(Dataset entries)
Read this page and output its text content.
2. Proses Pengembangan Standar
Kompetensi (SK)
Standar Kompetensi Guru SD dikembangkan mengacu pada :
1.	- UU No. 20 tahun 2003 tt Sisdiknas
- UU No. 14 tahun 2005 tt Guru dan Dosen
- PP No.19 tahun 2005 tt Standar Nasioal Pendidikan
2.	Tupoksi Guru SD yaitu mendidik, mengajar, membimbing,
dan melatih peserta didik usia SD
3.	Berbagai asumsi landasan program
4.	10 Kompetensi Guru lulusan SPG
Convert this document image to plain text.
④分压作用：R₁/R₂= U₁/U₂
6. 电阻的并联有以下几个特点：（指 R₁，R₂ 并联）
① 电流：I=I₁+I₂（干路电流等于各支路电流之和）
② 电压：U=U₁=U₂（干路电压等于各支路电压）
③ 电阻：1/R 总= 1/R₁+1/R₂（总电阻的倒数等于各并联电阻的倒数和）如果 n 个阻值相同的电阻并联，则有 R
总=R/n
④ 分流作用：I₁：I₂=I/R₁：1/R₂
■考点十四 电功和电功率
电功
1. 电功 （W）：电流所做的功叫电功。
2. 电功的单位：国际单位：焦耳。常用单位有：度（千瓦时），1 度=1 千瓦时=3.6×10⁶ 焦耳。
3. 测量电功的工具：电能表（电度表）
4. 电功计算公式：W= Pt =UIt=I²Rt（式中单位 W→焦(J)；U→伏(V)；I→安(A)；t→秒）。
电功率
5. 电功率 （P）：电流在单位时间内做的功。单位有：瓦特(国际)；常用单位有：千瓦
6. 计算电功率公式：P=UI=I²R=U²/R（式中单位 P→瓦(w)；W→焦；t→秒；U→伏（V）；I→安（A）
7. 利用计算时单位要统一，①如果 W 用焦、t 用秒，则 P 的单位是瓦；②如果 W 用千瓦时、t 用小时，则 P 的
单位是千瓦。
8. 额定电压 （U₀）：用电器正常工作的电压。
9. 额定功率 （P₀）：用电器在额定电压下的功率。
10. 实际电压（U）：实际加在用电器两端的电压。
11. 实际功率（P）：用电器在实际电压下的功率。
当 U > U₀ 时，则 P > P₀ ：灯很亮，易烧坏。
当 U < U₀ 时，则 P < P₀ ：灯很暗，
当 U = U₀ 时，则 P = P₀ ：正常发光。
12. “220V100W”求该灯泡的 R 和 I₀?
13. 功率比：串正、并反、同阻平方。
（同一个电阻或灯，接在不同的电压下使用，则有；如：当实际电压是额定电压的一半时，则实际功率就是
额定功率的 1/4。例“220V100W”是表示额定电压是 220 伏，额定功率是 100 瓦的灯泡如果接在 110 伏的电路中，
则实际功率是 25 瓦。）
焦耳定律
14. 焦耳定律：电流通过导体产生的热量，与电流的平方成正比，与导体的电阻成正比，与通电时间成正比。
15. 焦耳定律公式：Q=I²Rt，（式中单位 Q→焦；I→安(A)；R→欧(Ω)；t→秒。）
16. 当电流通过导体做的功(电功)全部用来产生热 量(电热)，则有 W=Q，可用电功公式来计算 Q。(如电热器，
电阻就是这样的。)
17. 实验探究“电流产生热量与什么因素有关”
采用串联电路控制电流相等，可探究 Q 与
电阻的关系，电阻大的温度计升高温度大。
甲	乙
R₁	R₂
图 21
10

INSTRUCTION: Output every entry shown above, exactly.

COMPLETED TASK:
Read this page and output its text content.
2. Proses Pengembangan Standar
Kompetensi (SK)
Standar Kompetensi Guru SD dikembangkan mengacu pada :
1.	- UU No. 20 tahun 2003 tt Sisdiknas
- UU No. 14 tahun 2005 tt Guru dan Dosen
- PP No.19 tahun 2005 tt Standar Nasioal Pendidikan
2.	Tupoksi Guru SD yaitu mendidik, mengajar, membimbing,
dan melatih peserta didik usia SD
3.	Berbagai asumsi landasan program
4.	10 Kompetensi Guru lulusan SPG
Convert this document image to plain text.
④分压作用：R₁/R₂= U₁/U₂
6. 电阻的并联有以下几个特点：（指 R₁，R₂ 并联）
① 电流：I=I₁+I₂（干路电流等于各支路电流之和）
② 电压：U=U₁=U₂（干路电压等于各支路电压）
③ 电阻：1/R 总= 1/R₁+1/R₂（总电阻的倒数等于各并联电阻的倒数和）如果 n 个阻值相同的电阻并联，则有 R
总=R/n
④ 分流作用：I₁：I₂=I/R₁：1/R₂
■考点十四 电功和电功率
电功
1. 电功 （W）：电流所做的功叫电功。
2. 电功的单位：国际单位：焦耳。常用单位有：度（千瓦时），1 度=1 千瓦时=3.6×10⁶ 焦耳。
3. 测量电功的工具：电能表（电度表）
4. 电功计算公式：W= Pt =UIt=I²Rt（式中单位 W→焦(J)；U→伏(V)；I→安(A)；t→秒）。
电功率
5. 电功率 （P）：电流在单位时间内做的功。单位有：瓦特(国际)；常用单位有：千瓦
6. 计算电功率公式：P=UI=I²R=U²/R（式中单位 P→瓦(w)；W→焦；t→秒；U→伏（V）；I→安（A）
7. 利用计算时单位要统一，①如果 W 用焦、t 用秒，则 P 的单位是瓦；②如果 W 用千瓦时、t 用小时，则 P 的
单位是千瓦。
8. 额定电压 （U₀）：用电器正常工作的电压。
9. 额定功率 （P₀）：用电器在额定电压下的功率。
10. 实际电压（U）：实际加在用电器两端的电压。
11. 实际功率（P）：用电器在实际电压下的功率。
当 U > U₀ 时，则 P > P₀ ：灯很亮，易烧坏。
当 U < U₀ 时，则 P < P₀ ：灯很暗，
当 U = U₀ 时，则 P = P₀ ：正常发光。
12. “220V100W”求该灯泡的 R 和 I₀?
13. 功率比：串正、并反、同阻平方。
（同一个电阻或灯，接在不同的电压下使用，则有；如：当实际电压是额定电压的一半时，则实际功率就是
额定功率的 1/4。例“220V100W”是表示额定电压是 220 伏，额定功率是 100 瓦的灯泡如果接在 110 伏的电路中，
则实际功率是 25 瓦。）
焦耳定律
14. 焦耳定律：电流通过导体产生的热量，与电流的平方成正比，与导体的电阻成正比，与通电时间成正比。
15. 焦耳定律公式：Q=I²Rt，（式中单位 Q→焦；I→安(A)；R→欧(Ω)；t→秒。）
16. 当电流通过导体做的功(电功)全部用来产生热 量(电热)，则有 W=Q，可用电功公式来计算 Q。(如电热器，
电阻就是这样的。)
17. 实验探究“电流产生热量与什么因素有关”
采用串联电路控制电流相等，可探究 Q 与
电阻的关系，电阻大的温度计升高温度大。
甲	乙
R₁	R₂
图 21
10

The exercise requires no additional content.